*Exercise*
Lines holding the string "フェイクファー" are the ones to copy; find them all in the data.

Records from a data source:
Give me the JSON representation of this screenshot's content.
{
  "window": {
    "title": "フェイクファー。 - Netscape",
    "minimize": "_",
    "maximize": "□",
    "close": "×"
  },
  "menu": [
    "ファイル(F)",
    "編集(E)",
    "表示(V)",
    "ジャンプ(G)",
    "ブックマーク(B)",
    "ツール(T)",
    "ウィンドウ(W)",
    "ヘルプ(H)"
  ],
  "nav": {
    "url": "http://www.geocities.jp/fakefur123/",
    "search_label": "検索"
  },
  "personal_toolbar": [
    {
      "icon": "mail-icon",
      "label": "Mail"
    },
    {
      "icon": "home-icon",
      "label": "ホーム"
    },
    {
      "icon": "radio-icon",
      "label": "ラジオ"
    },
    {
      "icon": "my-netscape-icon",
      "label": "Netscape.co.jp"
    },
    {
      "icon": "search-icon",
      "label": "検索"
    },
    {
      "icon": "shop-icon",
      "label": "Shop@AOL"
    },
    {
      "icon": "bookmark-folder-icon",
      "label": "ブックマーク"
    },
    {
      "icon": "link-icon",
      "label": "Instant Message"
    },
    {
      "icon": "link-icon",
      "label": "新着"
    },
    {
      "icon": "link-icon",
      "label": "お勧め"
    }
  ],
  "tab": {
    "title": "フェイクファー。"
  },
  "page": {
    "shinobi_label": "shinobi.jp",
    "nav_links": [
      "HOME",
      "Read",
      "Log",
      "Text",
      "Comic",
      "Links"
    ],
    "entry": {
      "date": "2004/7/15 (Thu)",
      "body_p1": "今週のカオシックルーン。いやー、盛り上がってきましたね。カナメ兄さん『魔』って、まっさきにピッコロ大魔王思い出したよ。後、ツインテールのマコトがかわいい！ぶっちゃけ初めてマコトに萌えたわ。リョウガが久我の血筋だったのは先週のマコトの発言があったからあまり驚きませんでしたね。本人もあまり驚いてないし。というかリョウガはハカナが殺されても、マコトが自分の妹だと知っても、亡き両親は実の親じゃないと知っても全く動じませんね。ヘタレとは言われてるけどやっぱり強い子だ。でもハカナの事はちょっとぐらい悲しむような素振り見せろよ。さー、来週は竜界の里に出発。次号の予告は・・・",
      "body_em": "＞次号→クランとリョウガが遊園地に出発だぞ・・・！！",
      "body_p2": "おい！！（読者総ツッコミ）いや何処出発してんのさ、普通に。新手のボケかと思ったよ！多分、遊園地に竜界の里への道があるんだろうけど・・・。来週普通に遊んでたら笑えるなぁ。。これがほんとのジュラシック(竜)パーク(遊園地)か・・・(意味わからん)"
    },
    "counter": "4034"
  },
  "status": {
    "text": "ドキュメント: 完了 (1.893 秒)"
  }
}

*Answer*
    "title": "フェイクファー。 - Netscape",
    "title": "フェイクファー。"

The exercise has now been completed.